» TASK GOAL
Repeat all the material exactly; pictures stay out of your copy.

--- Begin PROVIDED DATA ---

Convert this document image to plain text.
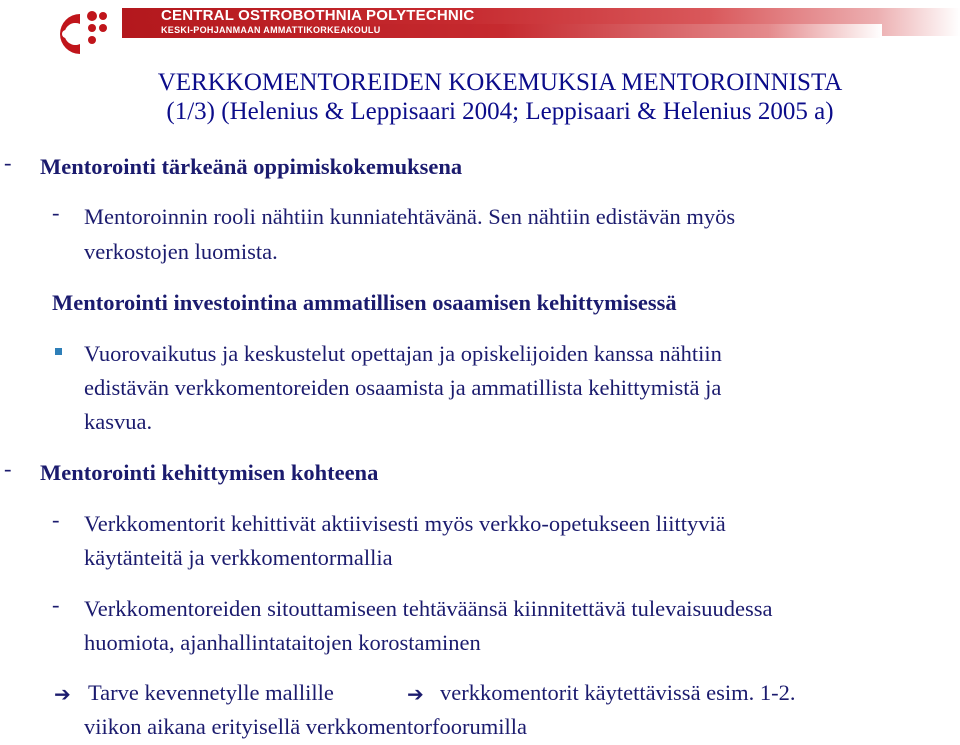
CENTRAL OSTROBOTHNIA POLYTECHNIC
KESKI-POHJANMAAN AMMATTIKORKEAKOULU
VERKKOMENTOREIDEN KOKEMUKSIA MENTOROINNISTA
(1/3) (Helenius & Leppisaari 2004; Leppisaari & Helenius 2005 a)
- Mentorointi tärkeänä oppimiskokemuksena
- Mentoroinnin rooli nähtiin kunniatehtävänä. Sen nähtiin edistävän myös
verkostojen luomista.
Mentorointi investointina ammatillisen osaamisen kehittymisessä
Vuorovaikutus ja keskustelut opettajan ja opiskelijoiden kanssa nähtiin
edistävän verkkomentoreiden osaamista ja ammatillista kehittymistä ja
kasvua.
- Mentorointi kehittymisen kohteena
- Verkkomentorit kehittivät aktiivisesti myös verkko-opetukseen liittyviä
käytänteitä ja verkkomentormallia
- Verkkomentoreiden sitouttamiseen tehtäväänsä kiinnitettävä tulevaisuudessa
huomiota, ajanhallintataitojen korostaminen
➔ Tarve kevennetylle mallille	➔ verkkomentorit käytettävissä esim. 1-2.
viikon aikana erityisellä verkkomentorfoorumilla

--- End PROVIDED DATA ---

» THE RESPONSE
Convert this document image to plain text.
CENTRAL OSTROBOTHNIA POLYTECHNIC
KESKI-POHJANMAAN AMMATTIKORKEAKOULU
VERKKOMENTOREIDEN KOKEMUKSIA MENTOROINNISTA
(1/3) (Helenius & Leppisaari 2004; Leppisaari & Helenius 2005 a)
- Mentorointi tärkeänä oppimiskokemuksena
- Mentoroinnin rooli nähtiin kunniatehtävänä. Sen nähtiin edistävän myös
verkostojen luomista.
Mentorointi investointina ammatillisen osaamisen kehittymisessä
Vuorovaikutus ja keskustelut opettajan ja opiskelijoiden kanssa nähtiin
edistävän verkkomentoreiden osaamista ja ammatillista kehittymistä ja
kasvua.
- Mentorointi kehittymisen kohteena
- Verkkomentorit kehittivät aktiivisesti myös verkko-opetukseen liittyviä
käytänteitä ja verkkomentormallia
- Verkkomentoreiden sitouttamiseen tehtäväänsä kiinnitettävä tulevaisuudessa
huomiota, ajanhallintataitojen korostaminen
➔ Tarve kevennetylle mallille	➔ verkkomentorit käytettävissä esim. 1-2.
viikon aikana erityisellä verkkomentorfoorumilla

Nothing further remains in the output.